[Stored data]
:::::

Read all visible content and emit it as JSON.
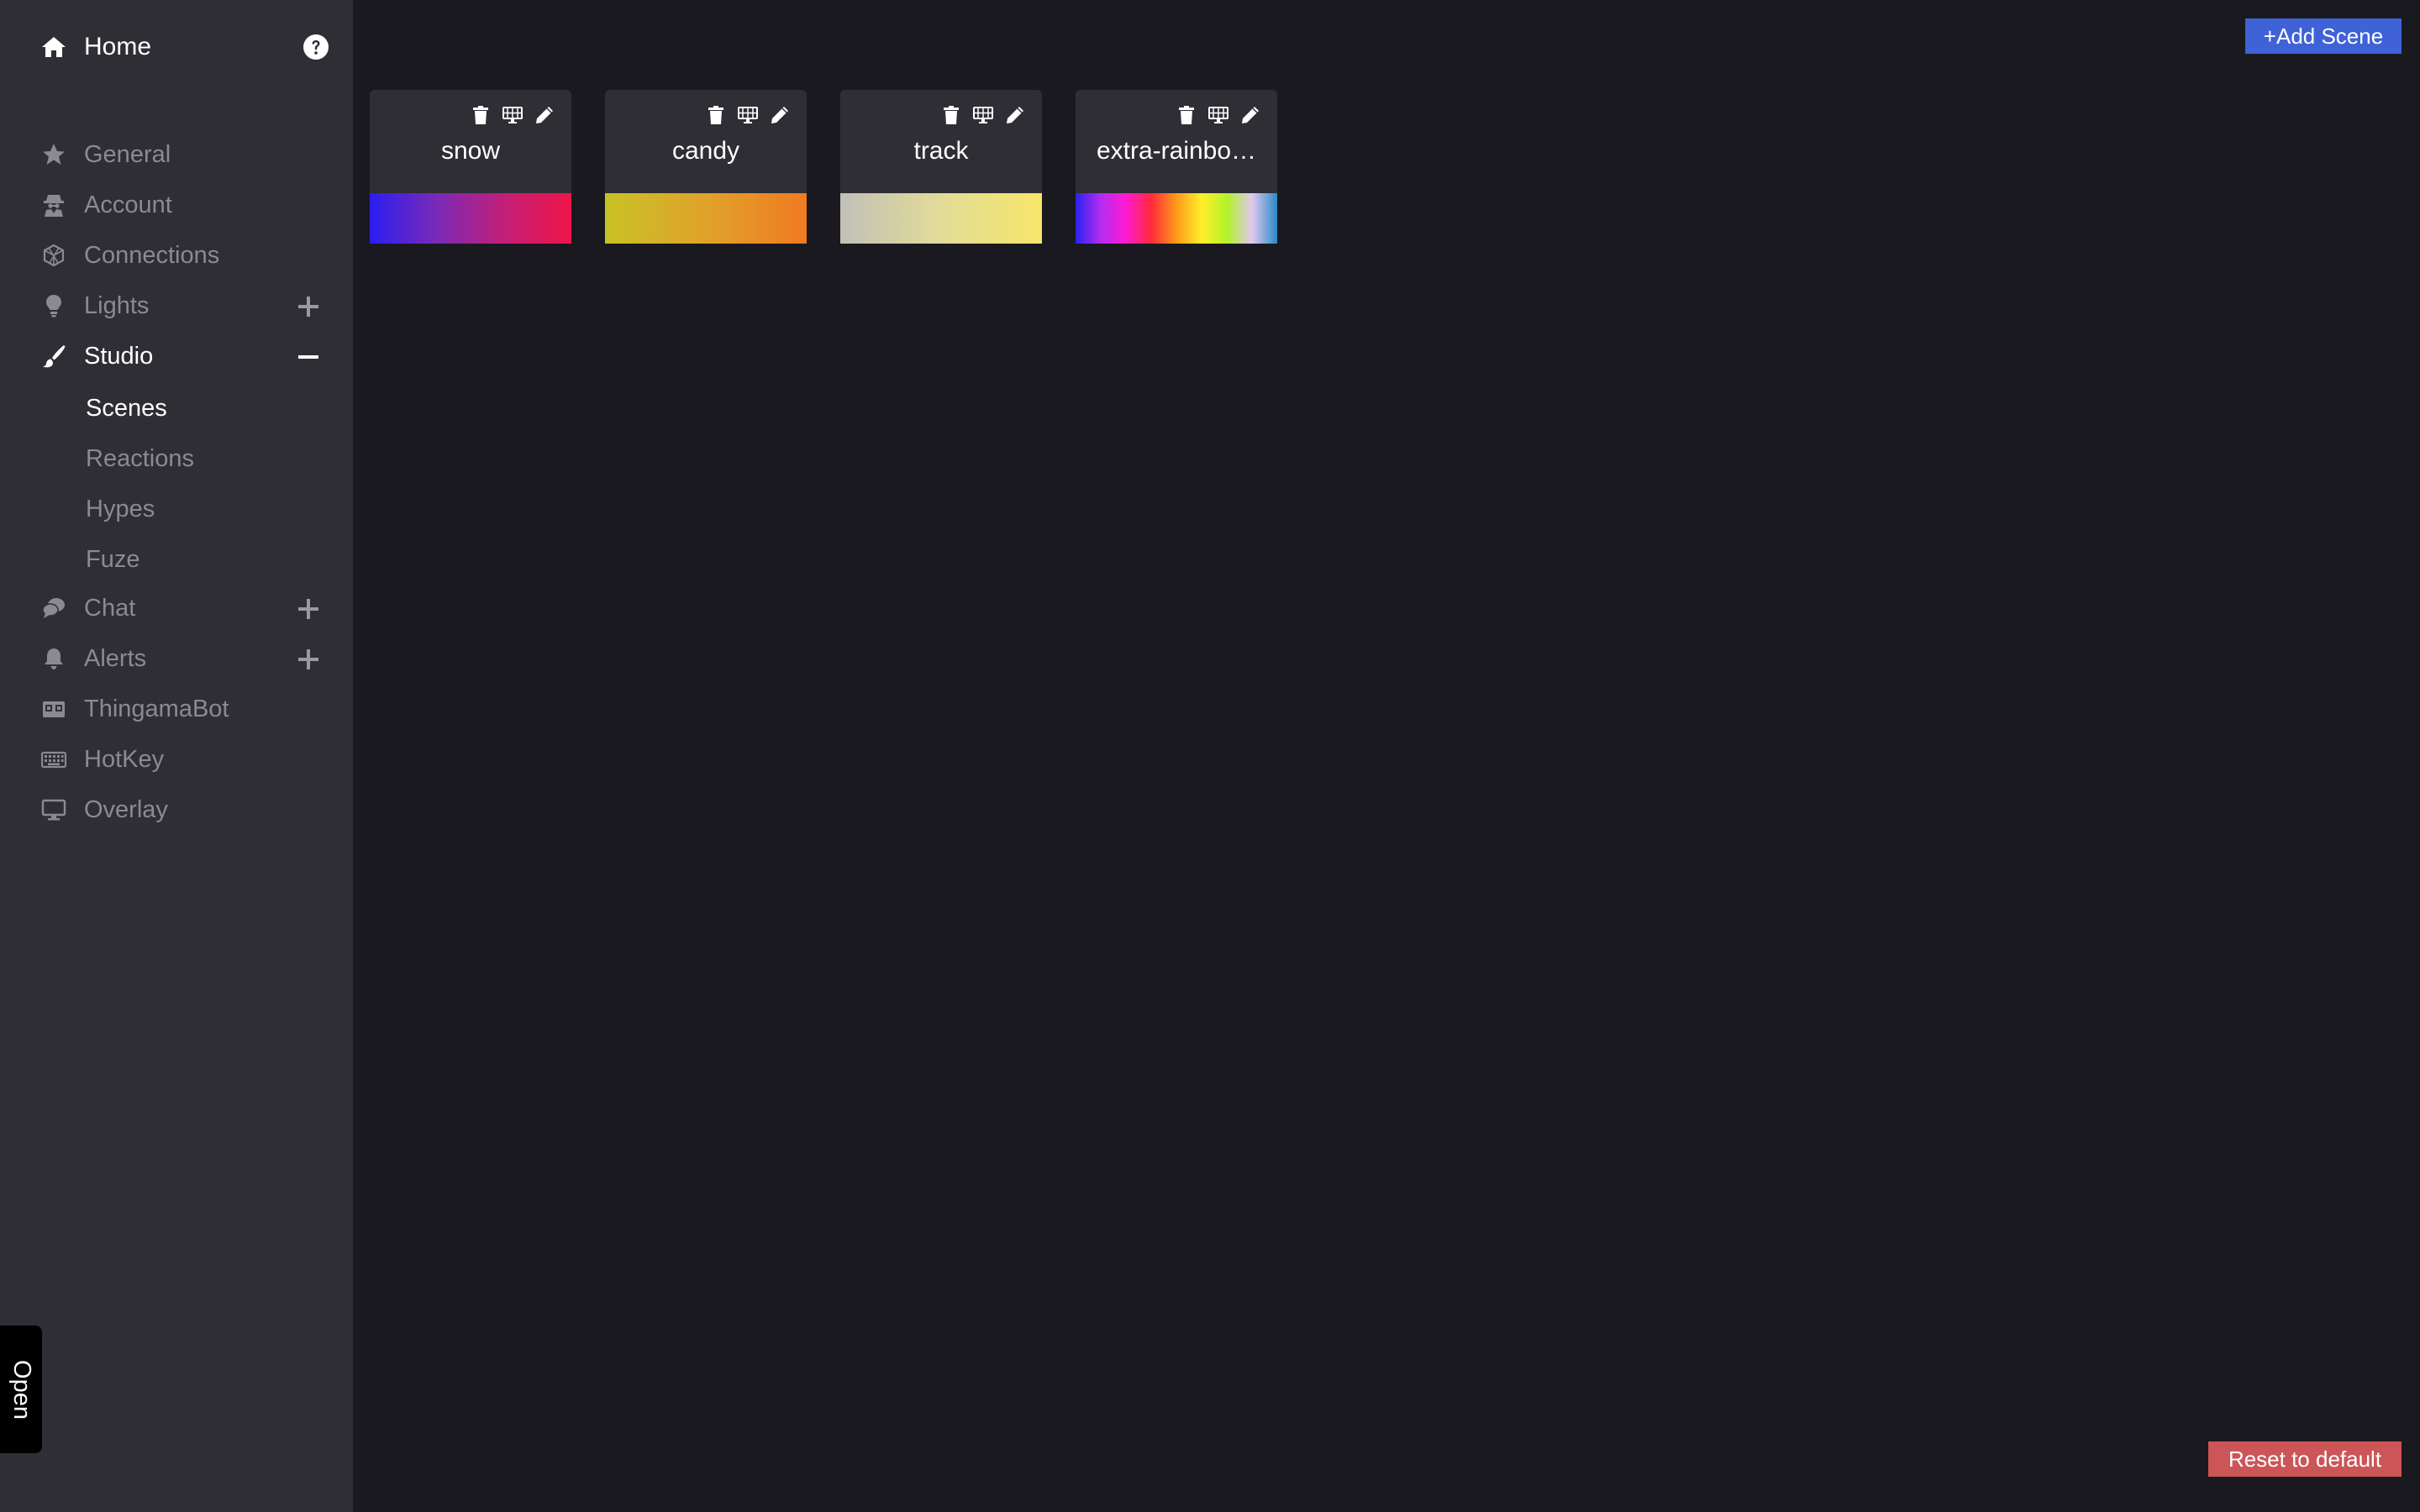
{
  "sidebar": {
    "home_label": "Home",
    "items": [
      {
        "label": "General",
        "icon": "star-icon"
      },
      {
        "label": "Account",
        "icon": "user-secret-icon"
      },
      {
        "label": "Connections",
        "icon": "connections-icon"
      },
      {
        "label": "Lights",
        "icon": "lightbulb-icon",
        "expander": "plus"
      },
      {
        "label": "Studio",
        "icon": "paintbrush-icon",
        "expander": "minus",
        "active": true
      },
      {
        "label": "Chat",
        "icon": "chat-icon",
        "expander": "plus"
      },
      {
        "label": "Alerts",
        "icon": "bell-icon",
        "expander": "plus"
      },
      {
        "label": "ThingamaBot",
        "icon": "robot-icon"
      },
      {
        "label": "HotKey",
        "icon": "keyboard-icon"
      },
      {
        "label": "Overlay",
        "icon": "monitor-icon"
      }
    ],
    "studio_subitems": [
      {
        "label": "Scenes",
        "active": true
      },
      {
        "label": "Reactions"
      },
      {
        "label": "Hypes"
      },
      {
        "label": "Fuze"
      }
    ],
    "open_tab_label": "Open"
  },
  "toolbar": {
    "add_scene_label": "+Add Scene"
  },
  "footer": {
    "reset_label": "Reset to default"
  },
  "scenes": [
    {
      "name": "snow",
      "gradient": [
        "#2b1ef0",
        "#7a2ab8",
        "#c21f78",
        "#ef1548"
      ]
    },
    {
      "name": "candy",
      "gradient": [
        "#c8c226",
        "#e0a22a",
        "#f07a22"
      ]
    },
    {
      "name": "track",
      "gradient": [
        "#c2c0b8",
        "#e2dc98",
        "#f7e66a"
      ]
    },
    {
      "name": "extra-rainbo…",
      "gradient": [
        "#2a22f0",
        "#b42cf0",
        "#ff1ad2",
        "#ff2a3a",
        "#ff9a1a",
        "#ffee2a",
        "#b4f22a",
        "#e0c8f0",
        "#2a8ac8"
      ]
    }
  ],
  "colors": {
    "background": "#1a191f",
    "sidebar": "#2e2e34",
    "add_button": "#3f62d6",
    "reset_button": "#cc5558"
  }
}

:::::

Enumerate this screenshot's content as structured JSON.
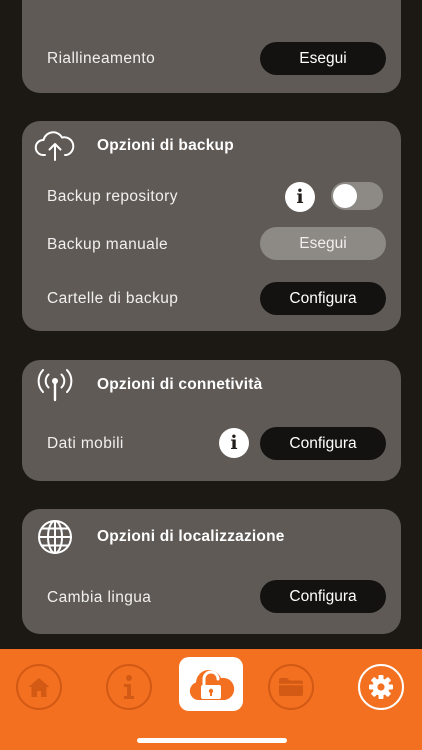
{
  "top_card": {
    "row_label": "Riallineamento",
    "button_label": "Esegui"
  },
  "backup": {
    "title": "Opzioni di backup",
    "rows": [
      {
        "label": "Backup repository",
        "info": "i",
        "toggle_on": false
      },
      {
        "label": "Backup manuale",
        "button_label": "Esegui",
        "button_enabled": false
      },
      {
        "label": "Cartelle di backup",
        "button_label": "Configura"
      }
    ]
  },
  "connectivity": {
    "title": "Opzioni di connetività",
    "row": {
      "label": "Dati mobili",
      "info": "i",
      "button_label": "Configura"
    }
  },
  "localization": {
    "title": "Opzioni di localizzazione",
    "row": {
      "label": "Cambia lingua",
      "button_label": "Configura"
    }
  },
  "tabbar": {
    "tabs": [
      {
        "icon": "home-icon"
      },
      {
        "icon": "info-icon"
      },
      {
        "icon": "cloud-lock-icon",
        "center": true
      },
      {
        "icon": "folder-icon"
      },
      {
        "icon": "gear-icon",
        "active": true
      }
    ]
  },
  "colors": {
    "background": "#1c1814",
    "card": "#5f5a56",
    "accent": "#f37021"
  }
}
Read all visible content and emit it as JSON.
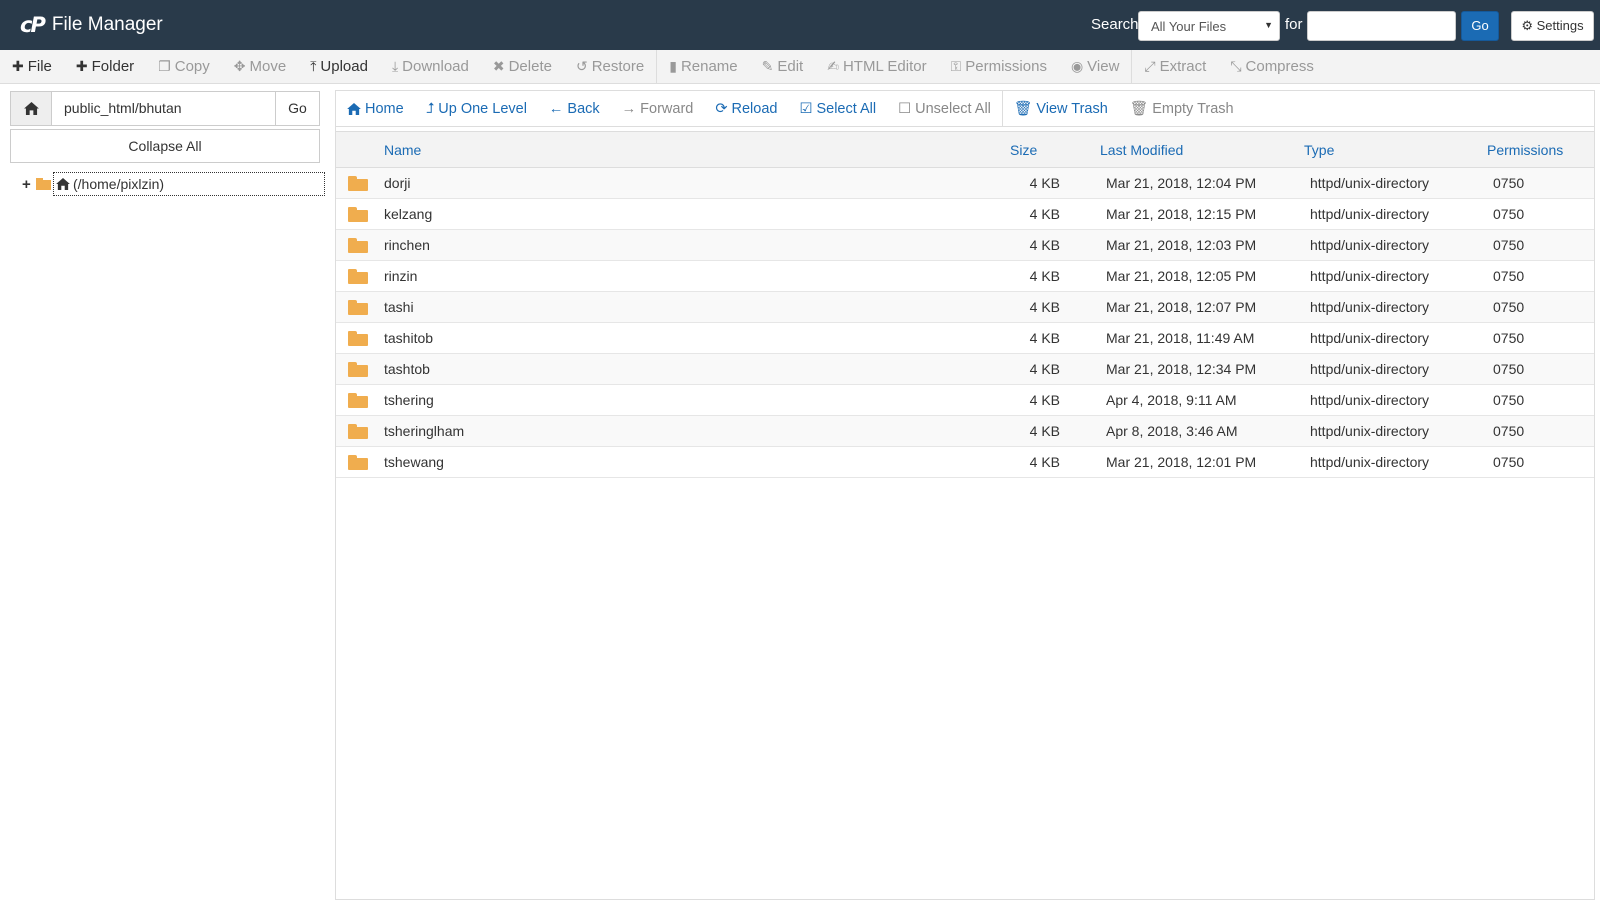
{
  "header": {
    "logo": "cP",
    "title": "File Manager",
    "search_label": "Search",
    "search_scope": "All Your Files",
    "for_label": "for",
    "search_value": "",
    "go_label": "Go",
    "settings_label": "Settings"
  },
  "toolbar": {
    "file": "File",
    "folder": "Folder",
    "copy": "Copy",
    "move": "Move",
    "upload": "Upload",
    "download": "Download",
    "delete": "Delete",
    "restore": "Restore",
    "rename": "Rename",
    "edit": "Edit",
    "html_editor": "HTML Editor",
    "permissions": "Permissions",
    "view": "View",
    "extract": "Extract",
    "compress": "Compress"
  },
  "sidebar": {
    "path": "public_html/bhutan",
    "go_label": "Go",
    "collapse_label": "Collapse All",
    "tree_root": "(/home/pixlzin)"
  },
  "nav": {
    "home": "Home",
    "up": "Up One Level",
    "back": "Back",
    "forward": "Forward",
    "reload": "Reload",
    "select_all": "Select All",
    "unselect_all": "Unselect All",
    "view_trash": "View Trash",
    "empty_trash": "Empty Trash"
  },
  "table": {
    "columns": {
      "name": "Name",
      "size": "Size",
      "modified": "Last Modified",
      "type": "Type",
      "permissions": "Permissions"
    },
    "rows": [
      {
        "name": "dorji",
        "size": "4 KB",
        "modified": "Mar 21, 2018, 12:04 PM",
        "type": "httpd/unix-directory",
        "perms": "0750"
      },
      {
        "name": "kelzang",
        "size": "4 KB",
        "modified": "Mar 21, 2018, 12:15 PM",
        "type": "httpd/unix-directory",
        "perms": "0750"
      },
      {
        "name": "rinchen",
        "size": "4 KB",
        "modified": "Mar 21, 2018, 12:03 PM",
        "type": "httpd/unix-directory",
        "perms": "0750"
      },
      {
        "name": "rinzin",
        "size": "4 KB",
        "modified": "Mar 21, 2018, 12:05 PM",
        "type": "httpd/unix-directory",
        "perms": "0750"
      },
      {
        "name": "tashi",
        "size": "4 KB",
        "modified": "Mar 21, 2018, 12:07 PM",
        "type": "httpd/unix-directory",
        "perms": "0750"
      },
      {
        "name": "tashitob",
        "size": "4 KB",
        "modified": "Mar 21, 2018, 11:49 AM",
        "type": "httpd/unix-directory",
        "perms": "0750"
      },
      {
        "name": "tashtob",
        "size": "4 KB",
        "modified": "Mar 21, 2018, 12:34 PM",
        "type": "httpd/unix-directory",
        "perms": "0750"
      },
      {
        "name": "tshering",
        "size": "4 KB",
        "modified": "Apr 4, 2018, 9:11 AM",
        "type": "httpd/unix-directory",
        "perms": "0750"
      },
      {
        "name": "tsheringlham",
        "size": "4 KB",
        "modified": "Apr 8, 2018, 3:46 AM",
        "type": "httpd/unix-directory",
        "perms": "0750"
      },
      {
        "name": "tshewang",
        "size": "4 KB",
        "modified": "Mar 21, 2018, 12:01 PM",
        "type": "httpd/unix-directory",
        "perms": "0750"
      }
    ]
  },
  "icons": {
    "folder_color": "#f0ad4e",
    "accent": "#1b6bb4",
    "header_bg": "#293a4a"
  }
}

:::::

> **What you will do**
Say how many lines in the entries contain the string "title", and say nothing else.

> **The result**
4